# Exercise directions
All entries should be copied exactly; the pictures stay out.
Working data: Begin
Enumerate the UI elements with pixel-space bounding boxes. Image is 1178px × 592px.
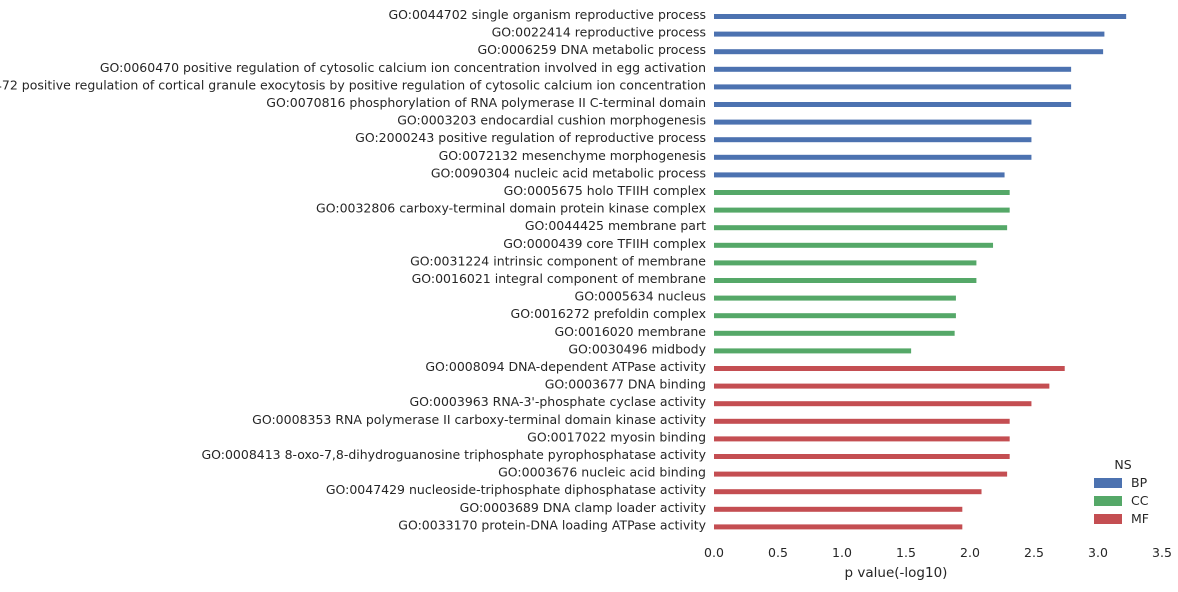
category-label: GO:0016021 integral component of membran… xyxy=(412,271,707,286)
category-label: GO:0072132 mesenchyme morphogenesis xyxy=(439,148,706,163)
category-label: GO:0006259 DNA metabolic process xyxy=(478,42,707,57)
legend-label-mf: MF xyxy=(1131,511,1149,526)
x-tick-label: 2.0 xyxy=(960,545,980,560)
category-label: GO:0044702 single organism reproductive … xyxy=(388,7,706,22)
category-label: GO:0008353 RNA polymerase II carboxy-ter… xyxy=(252,412,706,427)
bar-cc xyxy=(714,225,1008,231)
x-tick-label: 1.0 xyxy=(832,545,852,560)
x-tick-labels-group: 0.0 0.5 1.0 1.5 2.0 2.5 3.0 3.5 xyxy=(704,545,1172,560)
category-label: GO:0033170 protein-DNA loading ATPase ac… xyxy=(398,517,706,532)
legend-label-bp: BP xyxy=(1131,475,1148,490)
category-label: GO:0008094 DNA-dependent ATPase activity xyxy=(425,359,706,374)
bar-bp xyxy=(714,172,1005,178)
category-label: GO:2000243 positive regulation of reprod… xyxy=(355,130,706,145)
bar-mf xyxy=(714,436,1010,442)
bar-bp xyxy=(714,119,1032,125)
category-label: GO:0005675 holo TFIIH complex xyxy=(504,183,706,198)
bar-mf xyxy=(714,383,1050,389)
legend: NS BP CC MF xyxy=(1094,457,1149,526)
category-label: GO:0022414 reproductive process xyxy=(492,25,706,40)
x-tick-label: 0.5 xyxy=(768,545,788,560)
category-label: GO:0016020 membrane xyxy=(554,324,706,339)
bar-mf xyxy=(714,366,1065,371)
bar-mf xyxy=(714,454,1010,459)
x-tick-label: 0.0 xyxy=(704,545,724,560)
x-tick-label: 3.0 xyxy=(1088,545,1108,560)
bar-mf xyxy=(714,489,982,495)
x-axis-label: p value(-log10) xyxy=(845,565,948,581)
category-label: GO:0070816 phosphorylation of RNA polyme… xyxy=(266,95,706,110)
category-label: GO:0090304 nucleic acid metabolic proces… xyxy=(431,165,706,180)
bar-bp xyxy=(714,66,1072,72)
legend-swatch-mf xyxy=(1094,514,1122,524)
bar-cc xyxy=(714,190,1010,195)
bar-mf xyxy=(714,401,1032,407)
bar-bp xyxy=(714,84,1072,90)
legend-title: NS xyxy=(1114,457,1131,472)
category-label: GO:0000439 core TFIIH complex xyxy=(503,236,706,251)
category-label: GO:0032806 carboxy-terminal domain prote… xyxy=(316,201,706,216)
category-label: GO:0005634 nucleus xyxy=(575,289,706,304)
category-label: GO:0044425 membrane part xyxy=(525,218,706,233)
legend-swatch-cc xyxy=(1094,496,1122,506)
bar-cc xyxy=(714,278,977,283)
category-label: GO:0003676 nucleic acid binding xyxy=(498,465,706,480)
bars-group xyxy=(714,14,1127,530)
bar-cc xyxy=(714,207,1010,213)
bar-bp xyxy=(714,137,1032,143)
category-label: GO:0017022 myosin binding xyxy=(527,429,706,444)
bar-cc xyxy=(714,260,977,266)
x-tick-label: 1.5 xyxy=(896,545,916,560)
category-label: GO:0031224 intrinsic component of membra… xyxy=(410,253,706,268)
bar-mf xyxy=(714,506,963,512)
bar-cc xyxy=(714,242,994,248)
bar-cc xyxy=(714,330,955,336)
bar-mf xyxy=(714,418,1010,424)
bar-cc xyxy=(714,313,956,319)
category-label: GO:0047429 nucleoside-triphosphate dipho… xyxy=(326,482,707,497)
category-labels-group: GO:0044702 single organism reproductive … xyxy=(0,7,707,532)
category-label: GO:0060470 positive regulation of cytoso… xyxy=(100,60,706,75)
bar-bp xyxy=(714,154,1032,160)
category-label: GO:0060472 positive regulation of cortic… xyxy=(0,77,706,92)
category-label: GO:0003689 DNA clamp loader activity xyxy=(460,500,707,515)
category-label: GO:0003963 RNA-3'-phosphate cyclase acti… xyxy=(409,394,706,409)
category-label: GO:0003677 DNA binding xyxy=(545,377,706,392)
bar-cc xyxy=(714,295,956,301)
bar-bp xyxy=(714,14,1127,19)
x-tick-label: 3.5 xyxy=(1152,545,1172,560)
bar-bp xyxy=(714,31,1105,37)
bar-bp xyxy=(714,49,1104,55)
bar-mf xyxy=(714,471,1008,477)
bar-bp xyxy=(714,102,1072,107)
category-label: GO:0016272 prefoldin complex xyxy=(511,306,706,321)
category-label: GO:0030496 midbody xyxy=(568,341,706,356)
x-tick-label: 2.5 xyxy=(1024,545,1044,560)
category-label: GO:0003203 endocardial cushion morphogen… xyxy=(397,113,706,128)
category-label: GO:0008413 8-oxo-7,8-dihydroguanosine tr… xyxy=(201,447,706,462)
bar-cc xyxy=(714,348,912,354)
legend-swatch-bp xyxy=(1094,478,1122,488)
legend-label-cc: CC xyxy=(1131,493,1149,508)
bar-mf xyxy=(714,524,963,530)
Working data: End
# Written response
Enumerate the UI elements with pixel-space bounding boxes. Image is 1178px × 592px.
category-label: GO:0016021 integral component of membran… xyxy=(412,271,707,286)
category-label: GO:0072132 mesenchyme morphogenesis xyxy=(439,148,706,163)
category-label: GO:0006259 DNA metabolic process xyxy=(478,42,707,57)
legend-label-mf: MF xyxy=(1131,511,1149,526)
x-tick-label: 2.0 xyxy=(960,545,980,560)
category-label: GO:0044702 single organism reproductive … xyxy=(388,7,706,22)
category-label: GO:0008353 RNA polymerase II carboxy-ter… xyxy=(252,412,706,427)
bar-cc xyxy=(714,225,1008,231)
x-tick-label: 1.0 xyxy=(832,545,852,560)
x-tick-labels-group: 0.0 0.5 1.0 1.5 2.0 2.5 3.0 3.5 xyxy=(704,545,1172,560)
category-label: GO:0033170 protein-DNA loading ATPase ac… xyxy=(398,517,706,532)
legend-label-bp: BP xyxy=(1131,475,1148,490)
category-label: GO:0008094 DNA-dependent ATPase activity xyxy=(425,359,706,374)
bar-bp xyxy=(714,172,1005,178)
category-label: GO:2000243 positive regulation of reprod… xyxy=(355,130,706,145)
bar-mf xyxy=(714,436,1010,442)
bar-bp xyxy=(714,119,1032,125)
category-label: GO:0005675 holo TFIIH complex xyxy=(504,183,706,198)
bar-mf xyxy=(714,383,1050,389)
legend: NS BP CC MF xyxy=(1094,457,1149,526)
category-label: GO:0022414 reproductive process xyxy=(492,25,706,40)
x-tick-label: 0.5 xyxy=(768,545,788,560)
category-label: GO:0016020 membrane xyxy=(554,324,706,339)
bar-mf xyxy=(714,366,1065,371)
bar-mf xyxy=(714,454,1010,459)
x-tick-label: 0.0 xyxy=(704,545,724,560)
x-tick-label: 3.0 xyxy=(1088,545,1108,560)
bar-mf xyxy=(714,489,982,495)
x-axis-label: p value(-log10) xyxy=(845,565,948,581)
category-label: GO:0070816 phosphorylation of RNA polyme… xyxy=(266,95,706,110)
category-label: GO:0090304 nucleic acid metabolic proces… xyxy=(431,165,706,180)
bar-bp xyxy=(714,66,1072,72)
legend-swatch-mf xyxy=(1094,514,1122,524)
bar-cc xyxy=(714,190,1010,195)
bar-mf xyxy=(714,401,1032,407)
bar-bp xyxy=(714,84,1072,90)
legend-title: NS xyxy=(1114,457,1131,472)
category-label: GO:0000439 core TFIIH complex xyxy=(503,236,706,251)
category-label: GO:0032806 carboxy-terminal domain prote… xyxy=(316,201,706,216)
category-label: GO:0005634 nucleus xyxy=(575,289,706,304)
category-label: GO:0044425 membrane part xyxy=(525,218,706,233)
legend-swatch-cc xyxy=(1094,496,1122,506)
bar-cc xyxy=(714,278,977,283)
category-label: GO:0003676 nucleic acid binding xyxy=(498,465,706,480)
bars-group xyxy=(714,14,1127,530)
bar-cc xyxy=(714,207,1010,213)
bar-bp xyxy=(714,137,1032,143)
category-label: GO:0017022 myosin binding xyxy=(527,429,706,444)
bar-cc xyxy=(714,260,977,266)
x-tick-label: 1.5 xyxy=(896,545,916,560)
category-label: GO:0031224 intrinsic component of membra… xyxy=(410,253,706,268)
bar-mf xyxy=(714,506,963,512)
bar-cc xyxy=(714,242,994,248)
bar-cc xyxy=(714,330,955,336)
bar-mf xyxy=(714,418,1010,424)
bar-cc xyxy=(714,313,956,319)
category-label: GO:0047429 nucleoside-triphosphate dipho… xyxy=(326,482,707,497)
category-labels-group: GO:0044702 single organism reproductive … xyxy=(0,7,707,532)
category-label: GO:0060470 positive regulation of cytoso… xyxy=(100,60,706,75)
bar-bp xyxy=(714,154,1032,160)
category-label: GO:0060472 positive regulation of cortic… xyxy=(0,77,706,92)
category-label: GO:0003689 DNA clamp loader activity xyxy=(460,500,707,515)
category-label: GO:0003963 RNA-3'-phosphate cyclase acti… xyxy=(409,394,706,409)
category-label: GO:0003677 DNA binding xyxy=(545,377,706,392)
bar-cc xyxy=(714,295,956,301)
bar-bp xyxy=(714,14,1127,19)
x-tick-label: 3.5 xyxy=(1152,545,1172,560)
bar-bp xyxy=(714,31,1105,37)
bar-bp xyxy=(714,49,1104,55)
bar-mf xyxy=(714,471,1008,477)
bar-bp xyxy=(714,102,1072,107)
category-label: GO:0016272 prefoldin complex xyxy=(511,306,706,321)
category-label: GO:0030496 midbody xyxy=(568,341,706,356)
x-tick-label: 2.5 xyxy=(1024,545,1044,560)
category-label: GO:0003203 endocardial cushion morphogen… xyxy=(397,113,706,128)
category-label: GO:0008413 8-oxo-7,8-dihydroguanosine tr… xyxy=(201,447,706,462)
bar-cc xyxy=(714,348,912,354)
legend-swatch-bp xyxy=(1094,478,1122,488)
legend-label-cc: CC xyxy=(1131,493,1149,508)
bar-mf xyxy=(714,524,963,530)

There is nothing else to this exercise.